# [INSTRUCTIONS FOR THE TASK]
Produce a word-for-word copy of the listing below without its pictures.

# [RAW DATA]
• • • • • • •

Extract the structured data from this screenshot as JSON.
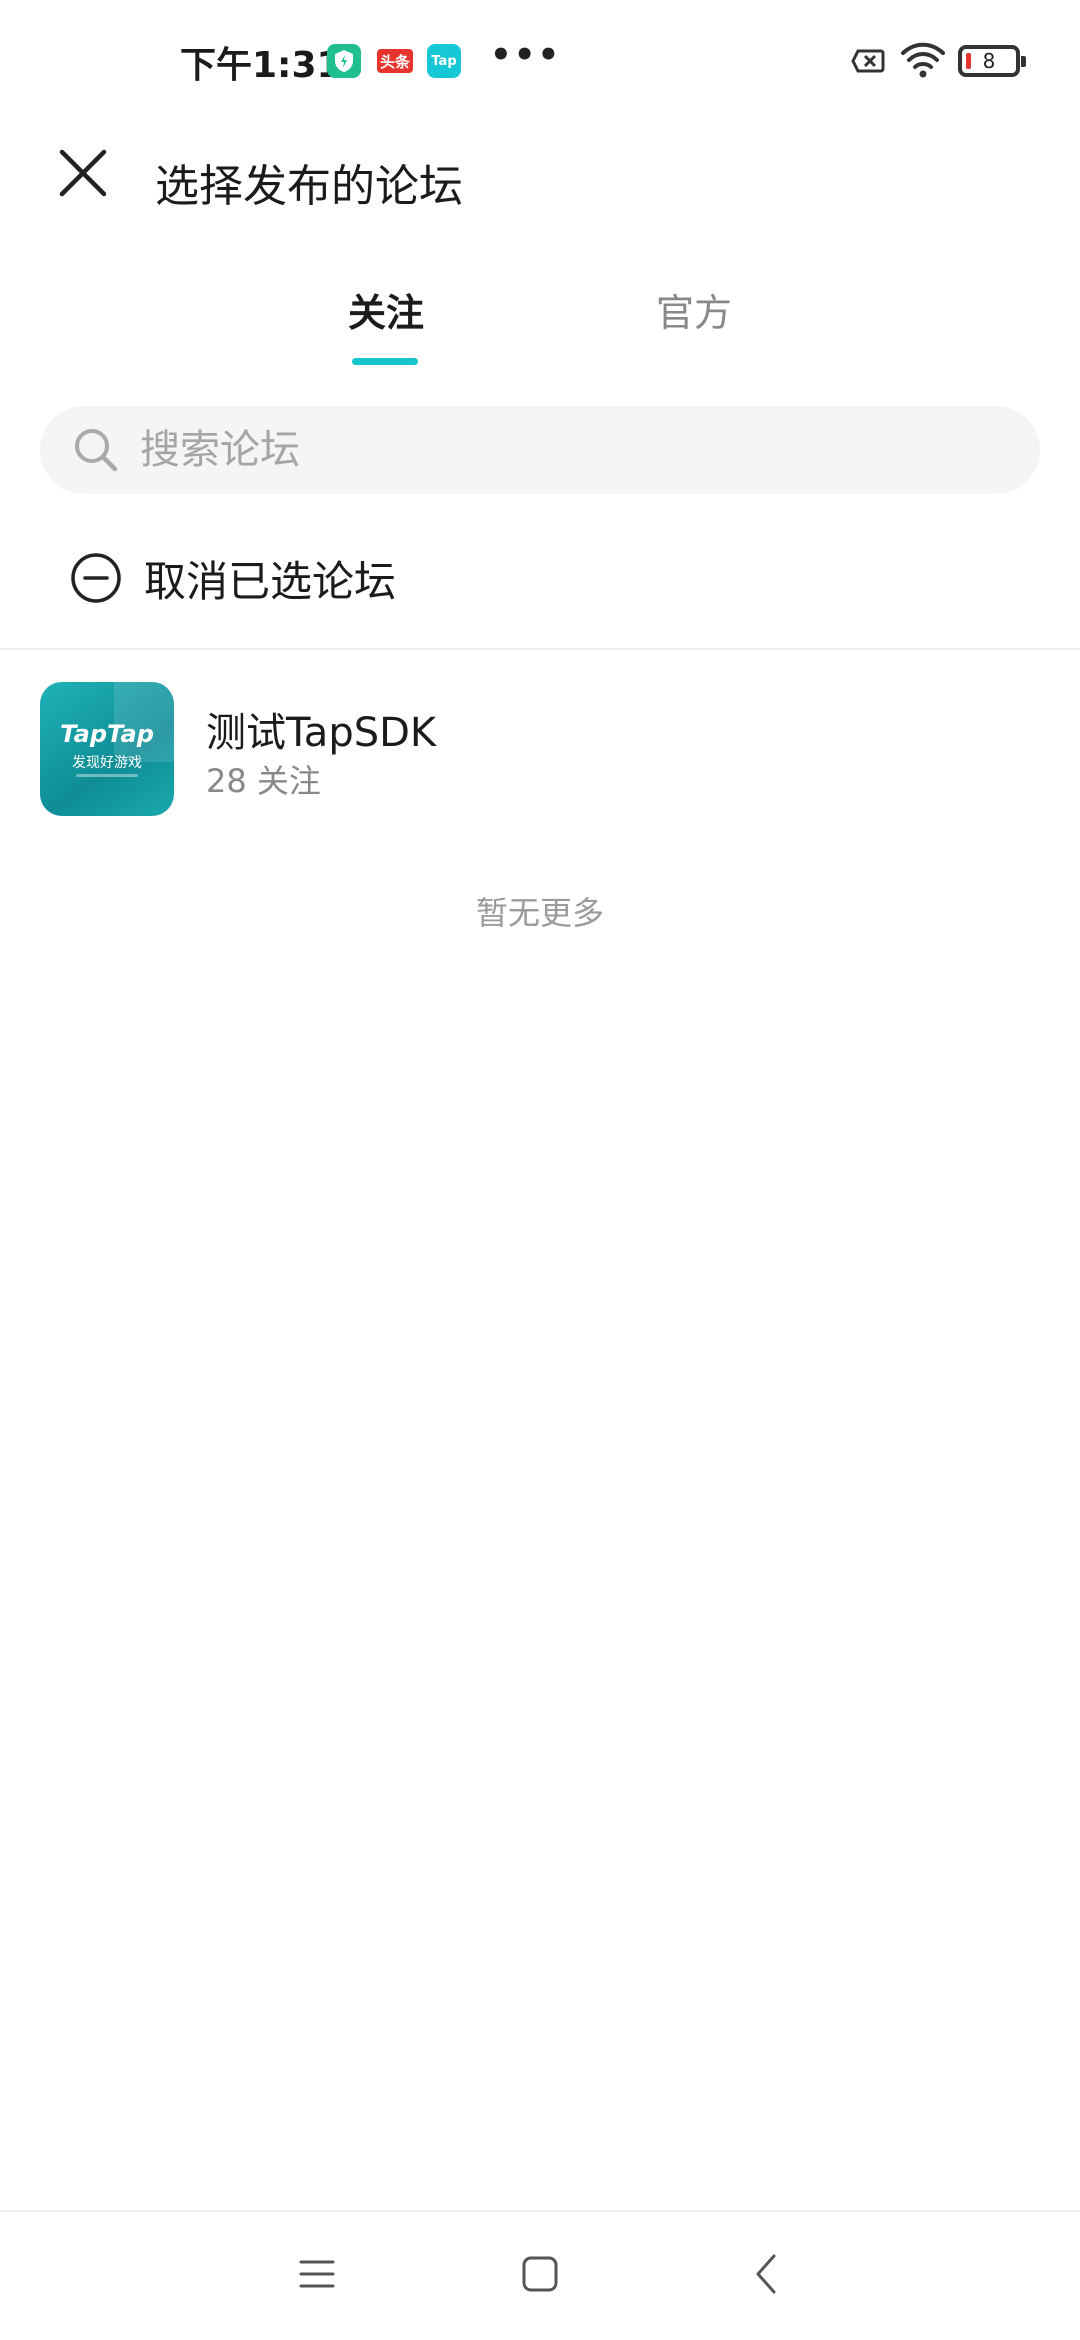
{
  "status_bar": {
    "time": "下午1:31",
    "notif_toutiao": "头条",
    "notif_tap": "Tap",
    "more": "•••",
    "battery": "8"
  },
  "header": {
    "title": "选择发布的论坛"
  },
  "tabs": [
    {
      "label": "关注"
    },
    {
      "label": "官方"
    }
  ],
  "search": {
    "placeholder": "搜索论坛",
    "value": ""
  },
  "cancel_selection": {
    "label": "取消已选论坛"
  },
  "forums": [
    {
      "name": "测试TapSDK",
      "followers": "28 关注",
      "avatar_brand": "TapTap",
      "avatar_slogan": "发现好游戏"
    }
  ],
  "list_end": "暂无更多",
  "colors": {
    "accent": "#15c5ce",
    "primary_text": "#1b1b1b",
    "secondary_text": "#888888"
  }
}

• • • • • • •

# [TASK RESPONSE]
Extract the structured data from this screenshot as JSON.
{
  "status_bar": {
    "time": "下午1:31",
    "notif_toutiao": "头条",
    "notif_tap": "Tap",
    "more": "•••",
    "battery": "8"
  },
  "header": {
    "title": "选择发布的论坛"
  },
  "tabs": [
    {
      "label": "关注"
    },
    {
      "label": "官方"
    }
  ],
  "search": {
    "placeholder": "搜索论坛",
    "value": ""
  },
  "cancel_selection": {
    "label": "取消已选论坛"
  },
  "forums": [
    {
      "name": "测试TapSDK",
      "followers": "28 关注",
      "avatar_brand": "TapTap",
      "avatar_slogan": "发现好游戏"
    }
  ],
  "list_end": "暂无更多",
  "colors": {
    "accent": "#15c5ce",
    "primary_text": "#1b1b1b",
    "secondary_text": "#888888"
  }
}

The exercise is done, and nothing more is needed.